### STATED GOAL
Every entry that follows should be repeated exactly; drop the images.
◆ ◆ ◆ ◆ ◆
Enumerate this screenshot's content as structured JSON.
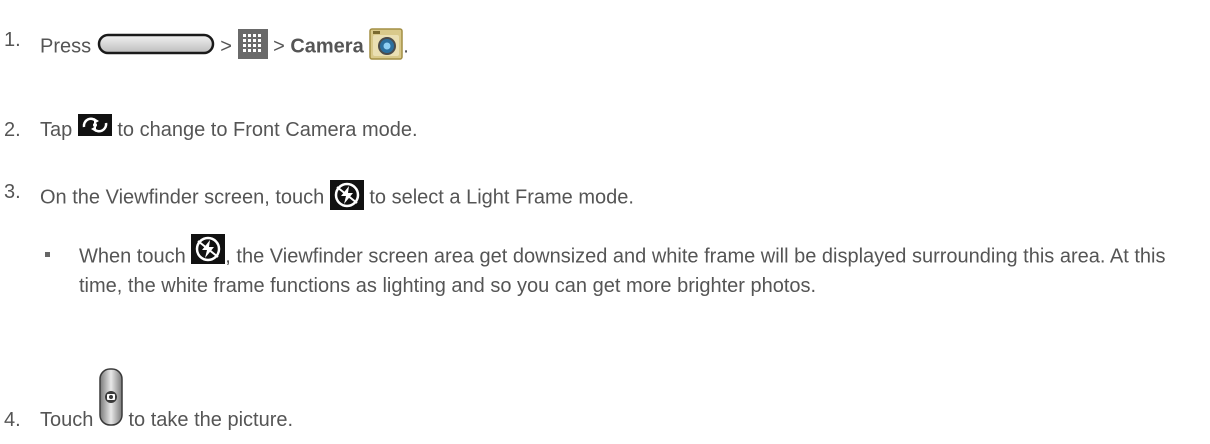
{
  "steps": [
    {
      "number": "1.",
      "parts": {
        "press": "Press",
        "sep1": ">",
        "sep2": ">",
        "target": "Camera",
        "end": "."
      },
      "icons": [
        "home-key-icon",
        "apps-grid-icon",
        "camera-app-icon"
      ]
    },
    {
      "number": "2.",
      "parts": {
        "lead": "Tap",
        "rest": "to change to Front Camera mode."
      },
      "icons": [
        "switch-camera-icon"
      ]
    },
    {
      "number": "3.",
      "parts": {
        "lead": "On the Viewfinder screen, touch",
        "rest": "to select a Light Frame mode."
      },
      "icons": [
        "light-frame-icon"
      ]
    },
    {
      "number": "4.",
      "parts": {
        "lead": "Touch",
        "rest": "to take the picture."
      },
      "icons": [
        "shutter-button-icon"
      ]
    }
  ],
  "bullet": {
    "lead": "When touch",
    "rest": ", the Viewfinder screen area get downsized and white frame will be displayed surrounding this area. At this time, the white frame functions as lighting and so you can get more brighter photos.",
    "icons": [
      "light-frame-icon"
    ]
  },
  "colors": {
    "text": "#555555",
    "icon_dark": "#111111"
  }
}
◆ ◆ ◆ ◆ ◆
### ANSWER TO THIS PROBLEM
Enumerate this screenshot's content as structured JSON.
{
  "steps": [
    {
      "number": "1.",
      "parts": {
        "press": "Press",
        "sep1": ">",
        "sep2": ">",
        "target": "Camera",
        "end": "."
      },
      "icons": [
        "home-key-icon",
        "apps-grid-icon",
        "camera-app-icon"
      ]
    },
    {
      "number": "2.",
      "parts": {
        "lead": "Tap",
        "rest": "to change to Front Camera mode."
      },
      "icons": [
        "switch-camera-icon"
      ]
    },
    {
      "number": "3.",
      "parts": {
        "lead": "On the Viewfinder screen, touch",
        "rest": "to select a Light Frame mode."
      },
      "icons": [
        "light-frame-icon"
      ]
    },
    {
      "number": "4.",
      "parts": {
        "lead": "Touch",
        "rest": "to take the picture."
      },
      "icons": [
        "shutter-button-icon"
      ]
    }
  ],
  "bullet": {
    "lead": "When touch",
    "rest": ", the Viewfinder screen area get downsized and white frame will be displayed surrounding this area. At this time, the white frame functions as lighting and so you can get more brighter photos.",
    "icons": [
      "light-frame-icon"
    ]
  },
  "colors": {
    "text": "#555555",
    "icon_dark": "#111111"
  }
}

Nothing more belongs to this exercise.